Records from a collection:

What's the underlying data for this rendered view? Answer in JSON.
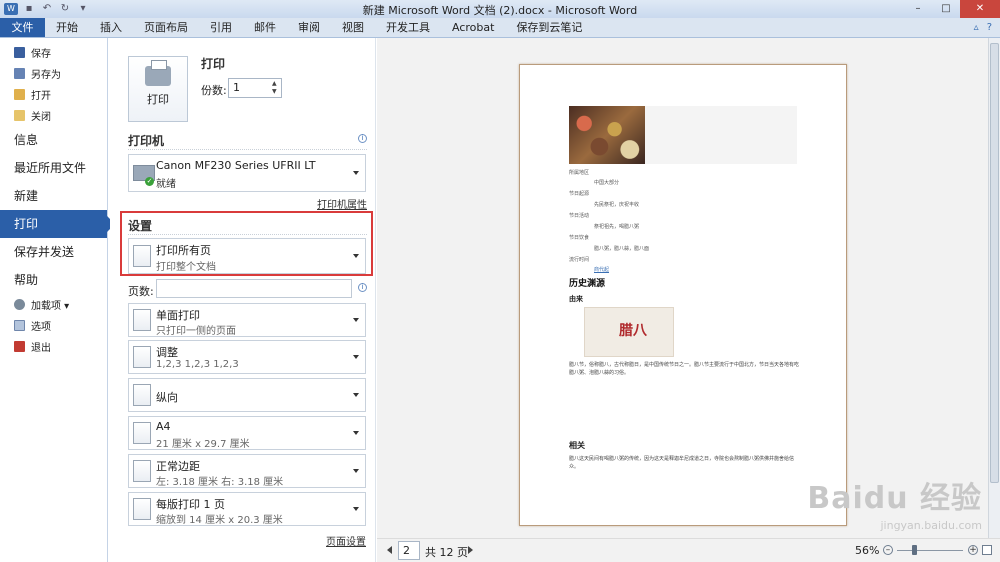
{
  "window": {
    "title": "新建 Microsoft Word 文档 (2).docx - Microsoft Word",
    "controls": {
      "minimize": "–",
      "maximize": "□",
      "close": "✕"
    }
  },
  "ribbon": {
    "tabs": [
      "文件",
      "开始",
      "插入",
      "页面布局",
      "引用",
      "邮件",
      "审阅",
      "视图",
      "开发工具",
      "Acrobat",
      "保存到云笔记"
    ],
    "help": "?"
  },
  "nav": {
    "small_top": [
      {
        "label": "保存",
        "icon": "save-icon"
      },
      {
        "label": "另存为",
        "icon": "save-as-icon"
      },
      {
        "label": "打开",
        "icon": "open-folder-icon"
      },
      {
        "label": "关闭",
        "icon": "close-document-icon"
      }
    ],
    "big": [
      "信息",
      "最近所用文件",
      "新建",
      "打印",
      "保存并发送",
      "帮助"
    ],
    "active": "打印",
    "small_bottom": [
      {
        "label": "加载项 ▾",
        "icon": "add-ins-icon"
      },
      {
        "label": "选项",
        "icon": "options-icon"
      },
      {
        "label": "退出",
        "icon": "exit-icon"
      }
    ]
  },
  "print": {
    "heading": "打印",
    "button_label": "打印",
    "copies_label": "份数:",
    "copies_value": "1"
  },
  "printer": {
    "heading": "打印机",
    "name": "Canon MF230 Series UFRII LT",
    "status": "就绪",
    "properties_link": "打印机属性"
  },
  "settings": {
    "heading": "设置",
    "pages_label": "页数:",
    "items": [
      {
        "line1": "打印所有页",
        "line2": "打印整个文档"
      },
      {
        "line1": "单面打印",
        "line2": "只打印一侧的页面"
      },
      {
        "line1": "调整",
        "line2": "1,2,3    1,2,3    1,2,3"
      },
      {
        "line1": "纵向",
        "line2": ""
      },
      {
        "line1": "A4",
        "line2": "21 厘米 x 29.7 厘米"
      },
      {
        "line1": "正常边距",
        "line2": "左: 3.18 厘米    右: 3.18 厘米"
      },
      {
        "line1": "每版打印 1 页",
        "line2": "缩放到 14 厘米 x 20.3 厘米"
      }
    ],
    "page_setup_link": "页面设置"
  },
  "preview": {
    "info_rows": [
      "所属地区",
      "中国大部分",
      "节日起源",
      "先民祭祀，庆祝丰收",
      "节日活动",
      "祭祀祖先，喝腊八粥",
      "节日饮食",
      "腊八粥，腊八蒜，腊八面",
      "流行时间",
      "商代起"
    ],
    "heading_history": "历史渊源",
    "heading_origin": "由来",
    "poster_text": "腊八",
    "heading_related": "相关",
    "para1": "腊八节，俗称腊八，古代称腊日，是中国传统节日之一。腊八节主要流行于中国北方，节日当天各地有吃腊八粥、泡腊八蒜的习俗。",
    "para2": "腊八这天民间有喝腊八粥的传统，因为这天是释迦牟尼成道之日，寺院也会熬制腊八粥供佛并施舍给信众。"
  },
  "status": {
    "current_page": "2",
    "total_pages": "共 12 页",
    "zoom": "56%",
    "zoom_level": 0.56
  },
  "watermark": {
    "brand": "Baidu 经验",
    "url": "jingyan.baidu.com"
  }
}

● **TASK PROMPT**: Without including any pictures, print each record exactly.

● **REPLY**:
What's the underlying data for this rendered view? Answer in JSON.
{
  "window": {
    "title": "新建 Microsoft Word 文档 (2).docx - Microsoft Word",
    "controls": {
      "minimize": "–",
      "maximize": "□",
      "close": "✕"
    }
  },
  "ribbon": {
    "tabs": [
      "文件",
      "开始",
      "插入",
      "页面布局",
      "引用",
      "邮件",
      "审阅",
      "视图",
      "开发工具",
      "Acrobat",
      "保存到云笔记"
    ],
    "help": "?"
  },
  "nav": {
    "small_top": [
      {
        "label": "保存",
        "icon": "save-icon"
      },
      {
        "label": "另存为",
        "icon": "save-as-icon"
      },
      {
        "label": "打开",
        "icon": "open-folder-icon"
      },
      {
        "label": "关闭",
        "icon": "close-document-icon"
      }
    ],
    "big": [
      "信息",
      "最近所用文件",
      "新建",
      "打印",
      "保存并发送",
      "帮助"
    ],
    "active": "打印",
    "small_bottom": [
      {
        "label": "加载项 ▾",
        "icon": "add-ins-icon"
      },
      {
        "label": "选项",
        "icon": "options-icon"
      },
      {
        "label": "退出",
        "icon": "exit-icon"
      }
    ]
  },
  "print": {
    "heading": "打印",
    "button_label": "打印",
    "copies_label": "份数:",
    "copies_value": "1"
  },
  "printer": {
    "heading": "打印机",
    "name": "Canon MF230 Series UFRII LT",
    "status": "就绪",
    "properties_link": "打印机属性"
  },
  "settings": {
    "heading": "设置",
    "pages_label": "页数:",
    "items": [
      {
        "line1": "打印所有页",
        "line2": "打印整个文档"
      },
      {
        "line1": "单面打印",
        "line2": "只打印一侧的页面"
      },
      {
        "line1": "调整",
        "line2": "1,2,3    1,2,3    1,2,3"
      },
      {
        "line1": "纵向",
        "line2": ""
      },
      {
        "line1": "A4",
        "line2": "21 厘米 x 29.7 厘米"
      },
      {
        "line1": "正常边距",
        "line2": "左: 3.18 厘米    右: 3.18 厘米"
      },
      {
        "line1": "每版打印 1 页",
        "line2": "缩放到 14 厘米 x 20.3 厘米"
      }
    ],
    "page_setup_link": "页面设置"
  },
  "preview": {
    "info_rows": [
      "所属地区",
      "中国大部分",
      "节日起源",
      "先民祭祀，庆祝丰收",
      "节日活动",
      "祭祀祖先，喝腊八粥",
      "节日饮食",
      "腊八粥，腊八蒜，腊八面",
      "流行时间",
      "商代起"
    ],
    "heading_history": "历史渊源",
    "heading_origin": "由来",
    "poster_text": "腊八",
    "heading_related": "相关",
    "para1": "腊八节，俗称腊八，古代称腊日，是中国传统节日之一。腊八节主要流行于中国北方，节日当天各地有吃腊八粥、泡腊八蒜的习俗。",
    "para2": "腊八这天民间有喝腊八粥的传统，因为这天是释迦牟尼成道之日，寺院也会熬制腊八粥供佛并施舍给信众。"
  },
  "status": {
    "current_page": "2",
    "total_pages": "共 12 页",
    "zoom": "56%",
    "zoom_level": 0.56
  },
  "watermark": {
    "brand": "Baidu 经验",
    "url": "jingyan.baidu.com"
  }
}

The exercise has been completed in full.